**Work to be completed**: Count lines holding the string "christianopovoa" in the data that follows. Reply with one number only.

**Provided data**:
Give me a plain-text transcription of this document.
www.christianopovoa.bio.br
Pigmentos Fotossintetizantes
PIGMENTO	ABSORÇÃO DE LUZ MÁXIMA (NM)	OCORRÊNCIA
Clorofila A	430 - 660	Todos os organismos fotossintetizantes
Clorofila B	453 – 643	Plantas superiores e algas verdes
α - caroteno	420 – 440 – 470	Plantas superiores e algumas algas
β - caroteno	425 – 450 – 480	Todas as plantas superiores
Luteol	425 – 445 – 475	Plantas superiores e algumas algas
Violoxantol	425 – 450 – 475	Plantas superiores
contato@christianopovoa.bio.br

**Exercise result**: 2